> [Stated task 1]
Translate this sentence from the film reviews into Spanish: "It gives me a bit of faith in the world that they didn't."
> [Stated task 2]
Write out the stretch of the film reviews from "I think LEGO" through "they didn't. (3)", copying each word and mark without change.

> [Extract provided]
Jordan, meanwhile, can’t act her way out of a cotton sack, though Davis is great fun in her breakthrough role, playing it broad, saucy and deceptively complex as a pampered Southern belle. Her character is manipulative and selfish, but there’s a vulnerability and an uncertainty there too, beneath the bluster, that anchors it in the realm of the real. She also gets to say one of the best lines of the decade, so perfectly rendered – and easily lampoonable – that it has transcended the movie: “I’d love to kiss ya, but I just washed ma hair.” Henry B. Walthall (like Barthelmess, a D. W. Griffith alumnus) has a nice bit too as an elder statemen, and I quite like the musicality of the film: Clarence Muse singing slave songs as a blind black picker, a jazz ensemble lighting up a planters’ dance as Barthelmess teaches the moneyed bosses how the proles dance.

The script, though, is too simplistic and hedged by timorousness to really score, and the technical limitations of 1932 make its fusing of exteriors and studio footage a little embarrassing (Tarzan, the Ape Man had similar problems with back projection the same year). Cabin in the Cotton is entertaining enough, and worth it for Bette completists and pre-Code nerds (hello, my people), but it’s not actually that, like, good. (2)

***



The LEGO Batman Movie (Chris McKay, 2017) – The Hellzapoppin' of superhero movies, its anarchic imagination throwing everything from dance numbers to Voldemort to a 'Bruce Wayne is a wanker' gag at us.

The density and hit-rate of its jokes is pretty incredible, as is the conception of Bats (perfectly-voiced by Will Arnett) as a conceited, showboating and commitment-phobic loser whose neuroses prevent him from being very good at his job. It can't quite maintain the momentum of its astonishing opening half-hour ("Yeah, as long as they're best friends"), which even makes the logos funny, but then neither could Hellzapoppin' – and it's just such good fun.

I think LEGO could have made as much money putting out safe, less clever, less original movies. It gives me a bit of faith in the world that they didn't. (3)

See also: I wrote about The LEGO Movie here, which first introduced this ridiculous Batman.

> [Data segment]
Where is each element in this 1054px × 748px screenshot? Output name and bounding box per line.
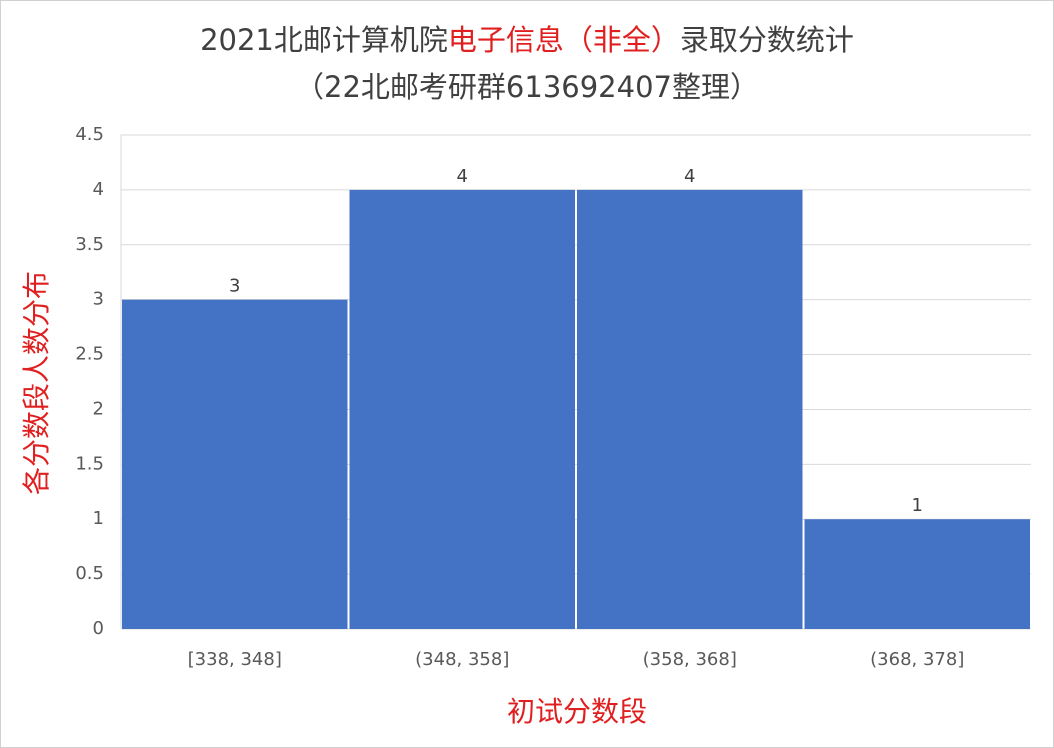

> [Task answer 1]
Me da un poco de fe en el mundo que no lo hicieran.

> [Task answer 2]
I think LEGO could have made as much money putting out safe, less clever, less original movies. It gives me a bit of faith in the world that they didn't. (3)